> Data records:
☆ ☆ ☆ ☆ ☆ ☆ ☆
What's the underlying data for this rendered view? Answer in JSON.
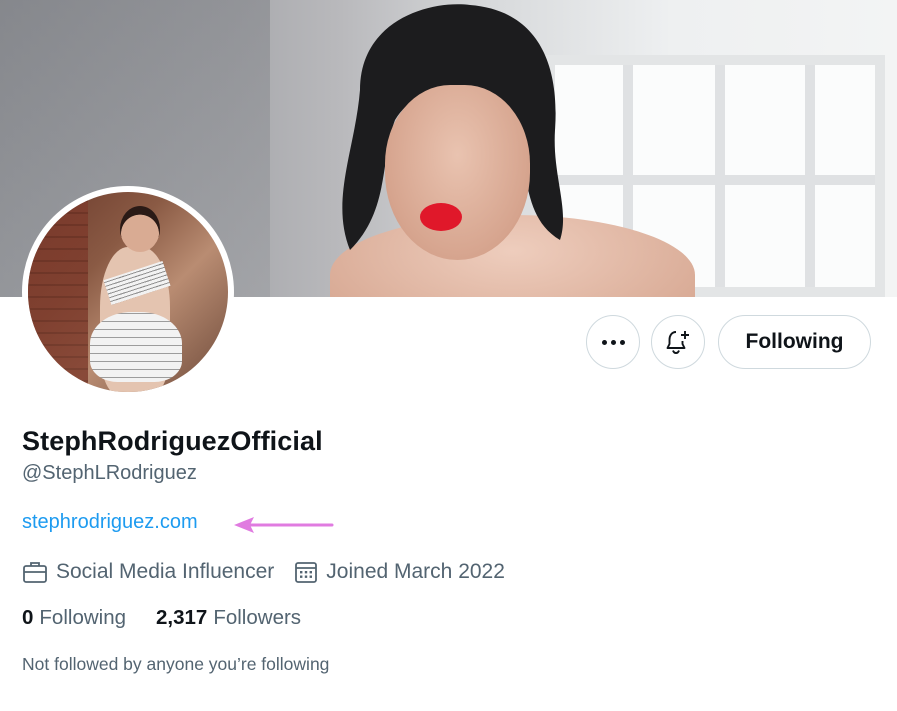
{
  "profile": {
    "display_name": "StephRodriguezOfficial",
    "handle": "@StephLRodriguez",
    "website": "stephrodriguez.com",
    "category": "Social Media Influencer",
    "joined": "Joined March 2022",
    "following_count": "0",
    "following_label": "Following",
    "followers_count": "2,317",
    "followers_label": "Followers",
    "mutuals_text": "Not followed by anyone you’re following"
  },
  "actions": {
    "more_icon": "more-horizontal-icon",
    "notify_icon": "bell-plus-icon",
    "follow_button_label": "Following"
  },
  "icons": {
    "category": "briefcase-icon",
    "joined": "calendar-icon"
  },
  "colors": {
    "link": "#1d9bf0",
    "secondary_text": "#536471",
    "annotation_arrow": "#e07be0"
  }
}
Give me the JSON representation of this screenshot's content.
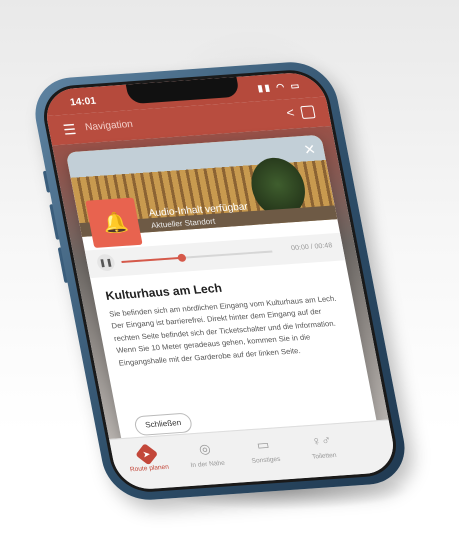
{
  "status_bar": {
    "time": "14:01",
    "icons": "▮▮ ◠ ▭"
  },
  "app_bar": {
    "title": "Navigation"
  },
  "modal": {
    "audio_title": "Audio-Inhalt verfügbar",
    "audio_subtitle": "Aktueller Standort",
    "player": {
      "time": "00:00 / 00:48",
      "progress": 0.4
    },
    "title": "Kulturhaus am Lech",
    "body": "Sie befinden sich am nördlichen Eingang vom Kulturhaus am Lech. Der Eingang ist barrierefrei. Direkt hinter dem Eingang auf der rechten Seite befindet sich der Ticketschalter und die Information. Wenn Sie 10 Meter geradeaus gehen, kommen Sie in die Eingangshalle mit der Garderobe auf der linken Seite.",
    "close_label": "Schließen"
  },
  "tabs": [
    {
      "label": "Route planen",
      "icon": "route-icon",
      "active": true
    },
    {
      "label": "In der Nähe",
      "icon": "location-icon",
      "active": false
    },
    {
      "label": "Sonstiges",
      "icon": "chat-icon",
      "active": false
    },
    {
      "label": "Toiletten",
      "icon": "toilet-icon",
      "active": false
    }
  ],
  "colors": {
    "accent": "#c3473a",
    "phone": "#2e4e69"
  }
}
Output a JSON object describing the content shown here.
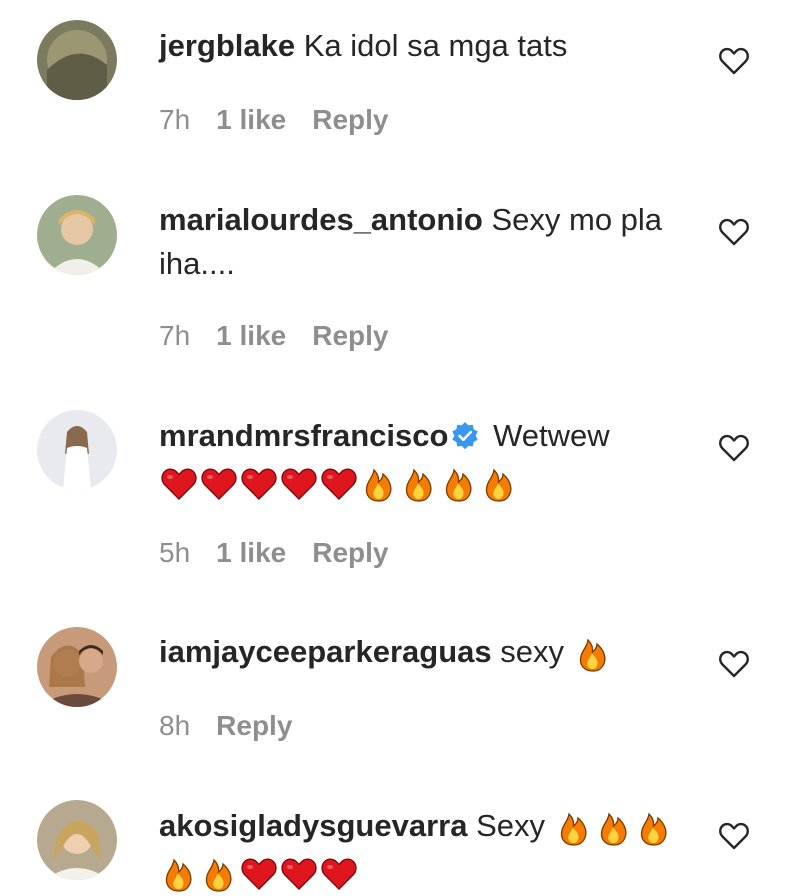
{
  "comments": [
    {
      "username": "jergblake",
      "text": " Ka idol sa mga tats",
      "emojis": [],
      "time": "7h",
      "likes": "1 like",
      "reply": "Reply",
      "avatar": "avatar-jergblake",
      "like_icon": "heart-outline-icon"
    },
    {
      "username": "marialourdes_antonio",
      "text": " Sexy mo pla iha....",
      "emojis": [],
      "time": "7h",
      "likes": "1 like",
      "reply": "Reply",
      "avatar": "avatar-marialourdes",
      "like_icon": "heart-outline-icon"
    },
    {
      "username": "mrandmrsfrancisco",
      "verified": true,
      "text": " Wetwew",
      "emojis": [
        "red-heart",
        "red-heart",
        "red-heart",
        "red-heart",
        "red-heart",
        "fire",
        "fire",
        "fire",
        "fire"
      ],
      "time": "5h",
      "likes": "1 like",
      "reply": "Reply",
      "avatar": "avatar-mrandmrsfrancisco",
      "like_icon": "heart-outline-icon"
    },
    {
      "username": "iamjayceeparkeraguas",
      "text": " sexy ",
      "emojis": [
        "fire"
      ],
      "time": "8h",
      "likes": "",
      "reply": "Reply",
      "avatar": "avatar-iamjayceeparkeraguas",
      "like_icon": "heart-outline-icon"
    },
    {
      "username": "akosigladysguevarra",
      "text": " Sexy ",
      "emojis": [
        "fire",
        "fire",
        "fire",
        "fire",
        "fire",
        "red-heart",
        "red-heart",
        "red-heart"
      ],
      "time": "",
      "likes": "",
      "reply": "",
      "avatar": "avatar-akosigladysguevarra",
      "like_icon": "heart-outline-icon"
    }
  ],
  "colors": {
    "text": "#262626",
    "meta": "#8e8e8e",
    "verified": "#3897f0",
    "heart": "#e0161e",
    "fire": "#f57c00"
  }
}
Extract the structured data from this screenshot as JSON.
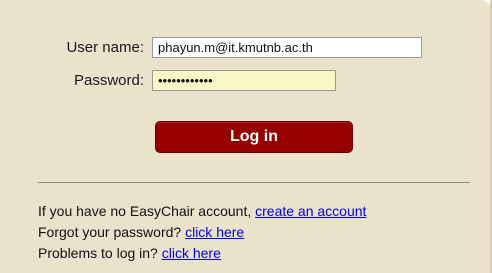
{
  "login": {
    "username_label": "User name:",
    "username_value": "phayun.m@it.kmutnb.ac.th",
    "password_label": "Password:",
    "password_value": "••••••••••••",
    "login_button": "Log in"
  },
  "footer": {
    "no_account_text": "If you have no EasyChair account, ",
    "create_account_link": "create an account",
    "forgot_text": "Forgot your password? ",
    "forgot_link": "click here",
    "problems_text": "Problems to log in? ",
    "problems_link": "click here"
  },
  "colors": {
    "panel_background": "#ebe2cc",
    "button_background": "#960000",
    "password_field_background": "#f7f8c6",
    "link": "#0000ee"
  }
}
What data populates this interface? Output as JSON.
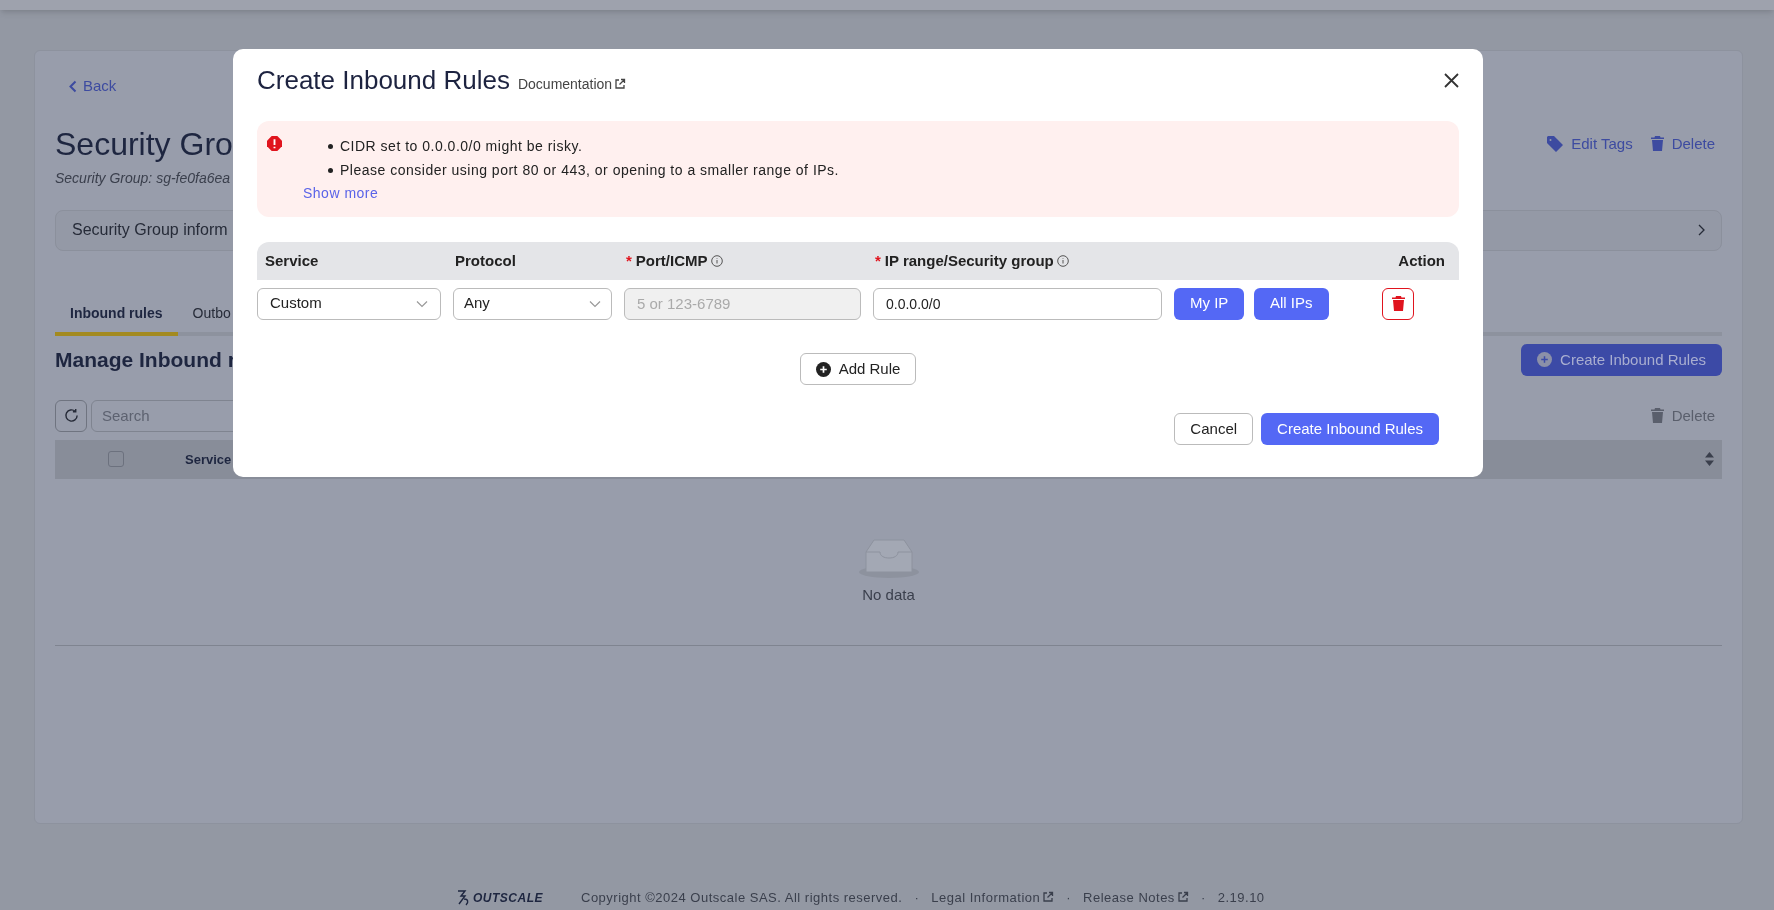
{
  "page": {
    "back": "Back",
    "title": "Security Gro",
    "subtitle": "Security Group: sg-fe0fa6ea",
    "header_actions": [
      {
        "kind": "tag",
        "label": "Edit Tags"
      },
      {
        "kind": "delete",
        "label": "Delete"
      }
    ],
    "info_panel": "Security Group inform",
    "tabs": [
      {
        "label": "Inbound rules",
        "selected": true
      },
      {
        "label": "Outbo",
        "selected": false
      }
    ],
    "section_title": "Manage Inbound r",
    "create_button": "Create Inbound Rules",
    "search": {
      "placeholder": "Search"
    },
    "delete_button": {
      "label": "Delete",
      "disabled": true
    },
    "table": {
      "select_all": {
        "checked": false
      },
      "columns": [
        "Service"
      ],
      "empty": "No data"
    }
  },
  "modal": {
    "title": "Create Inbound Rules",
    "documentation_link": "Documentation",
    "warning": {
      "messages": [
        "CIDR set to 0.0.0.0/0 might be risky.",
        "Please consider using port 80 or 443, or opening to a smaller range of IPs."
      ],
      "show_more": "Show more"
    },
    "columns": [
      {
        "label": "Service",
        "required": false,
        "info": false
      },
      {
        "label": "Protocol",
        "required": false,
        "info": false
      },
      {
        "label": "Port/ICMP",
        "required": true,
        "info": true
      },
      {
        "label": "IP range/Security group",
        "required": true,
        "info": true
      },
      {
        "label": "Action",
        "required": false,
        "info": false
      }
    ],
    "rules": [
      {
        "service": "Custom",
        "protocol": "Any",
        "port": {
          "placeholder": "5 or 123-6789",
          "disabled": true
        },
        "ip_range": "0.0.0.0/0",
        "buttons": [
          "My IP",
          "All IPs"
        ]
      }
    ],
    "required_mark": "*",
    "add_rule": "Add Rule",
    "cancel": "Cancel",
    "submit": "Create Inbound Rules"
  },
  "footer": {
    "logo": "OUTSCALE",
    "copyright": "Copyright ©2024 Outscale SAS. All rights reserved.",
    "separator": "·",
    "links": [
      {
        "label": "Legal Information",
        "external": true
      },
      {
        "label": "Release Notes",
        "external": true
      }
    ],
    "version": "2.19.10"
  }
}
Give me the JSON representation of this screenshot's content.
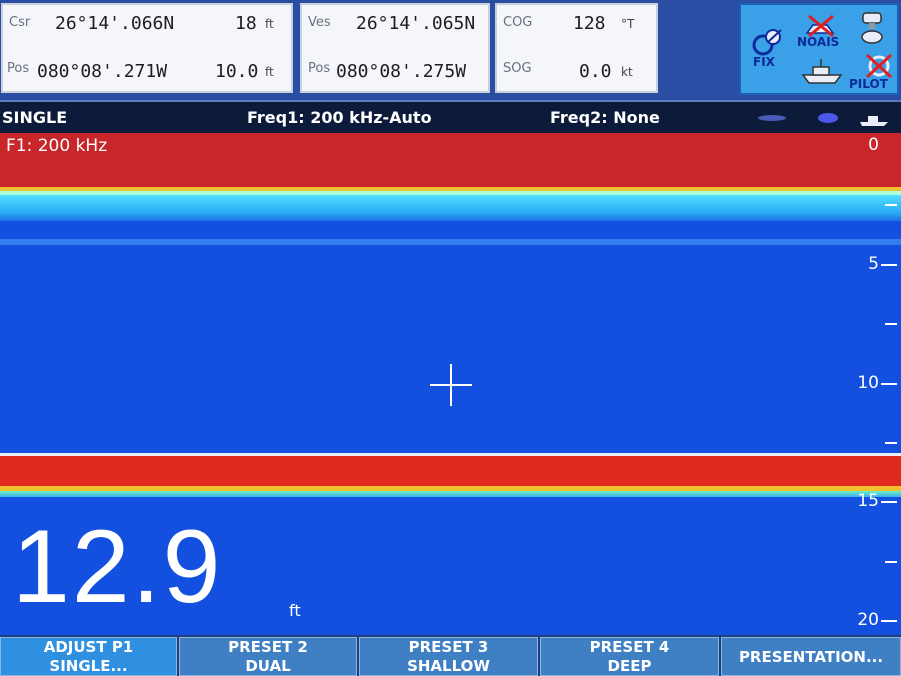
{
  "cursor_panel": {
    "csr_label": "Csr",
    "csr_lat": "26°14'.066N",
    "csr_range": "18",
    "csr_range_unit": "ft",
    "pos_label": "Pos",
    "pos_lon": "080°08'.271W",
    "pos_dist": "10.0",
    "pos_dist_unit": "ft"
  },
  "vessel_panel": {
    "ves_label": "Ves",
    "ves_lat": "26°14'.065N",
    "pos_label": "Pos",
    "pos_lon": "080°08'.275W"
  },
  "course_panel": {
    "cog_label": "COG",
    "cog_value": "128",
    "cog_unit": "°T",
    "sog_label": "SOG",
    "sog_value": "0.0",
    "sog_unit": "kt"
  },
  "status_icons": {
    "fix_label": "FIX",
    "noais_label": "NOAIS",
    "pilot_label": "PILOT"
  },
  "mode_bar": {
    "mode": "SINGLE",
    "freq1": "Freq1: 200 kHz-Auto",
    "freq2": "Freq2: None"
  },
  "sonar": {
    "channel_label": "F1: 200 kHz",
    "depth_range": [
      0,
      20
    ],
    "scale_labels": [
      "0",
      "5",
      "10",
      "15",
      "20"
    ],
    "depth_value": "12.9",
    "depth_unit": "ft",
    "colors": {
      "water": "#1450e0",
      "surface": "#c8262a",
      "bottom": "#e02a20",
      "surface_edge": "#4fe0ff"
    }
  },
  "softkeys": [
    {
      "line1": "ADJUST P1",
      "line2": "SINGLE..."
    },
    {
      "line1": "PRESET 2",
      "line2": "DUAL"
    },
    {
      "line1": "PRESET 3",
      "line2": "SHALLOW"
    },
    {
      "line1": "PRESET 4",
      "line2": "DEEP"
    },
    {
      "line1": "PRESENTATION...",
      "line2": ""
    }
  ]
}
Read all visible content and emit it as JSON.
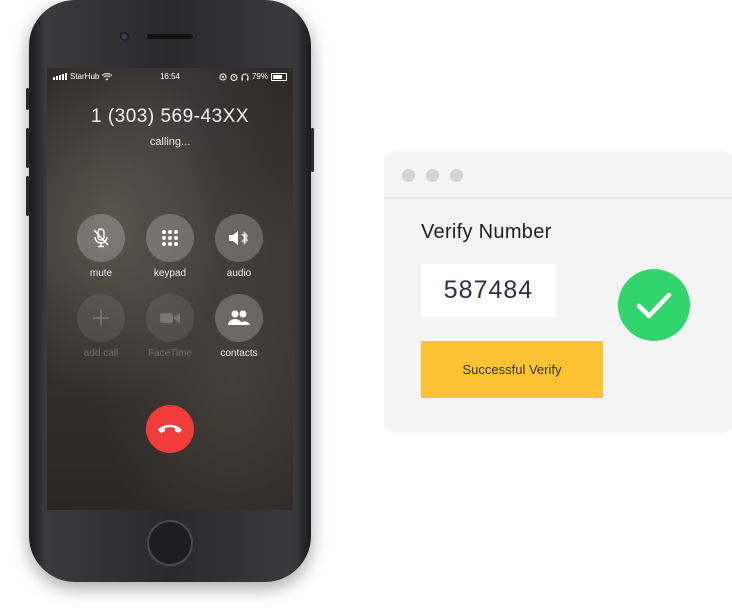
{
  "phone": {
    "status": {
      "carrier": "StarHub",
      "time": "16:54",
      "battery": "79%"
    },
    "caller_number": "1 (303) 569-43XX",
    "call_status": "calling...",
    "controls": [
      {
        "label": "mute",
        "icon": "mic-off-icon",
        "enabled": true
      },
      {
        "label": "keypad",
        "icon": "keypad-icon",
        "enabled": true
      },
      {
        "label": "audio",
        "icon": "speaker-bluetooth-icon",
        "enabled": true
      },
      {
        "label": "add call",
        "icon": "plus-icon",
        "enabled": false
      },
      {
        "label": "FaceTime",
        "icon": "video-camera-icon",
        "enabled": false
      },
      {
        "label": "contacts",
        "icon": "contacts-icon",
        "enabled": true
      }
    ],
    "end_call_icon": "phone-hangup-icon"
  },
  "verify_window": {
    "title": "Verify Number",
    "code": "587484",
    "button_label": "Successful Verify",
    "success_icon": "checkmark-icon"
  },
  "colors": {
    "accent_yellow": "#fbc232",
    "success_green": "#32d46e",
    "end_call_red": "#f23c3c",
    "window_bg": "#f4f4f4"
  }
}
☆ ☆ ☆ ☆ ☆ ☆ ☆
> GIVEN PROBLEM:
Go through the records and copy each line with "What" in it.

> TASK SOLUTION:
What's the underlying data for this rendered view? Answer in JSON.
What data populates this interface? Output as JSON.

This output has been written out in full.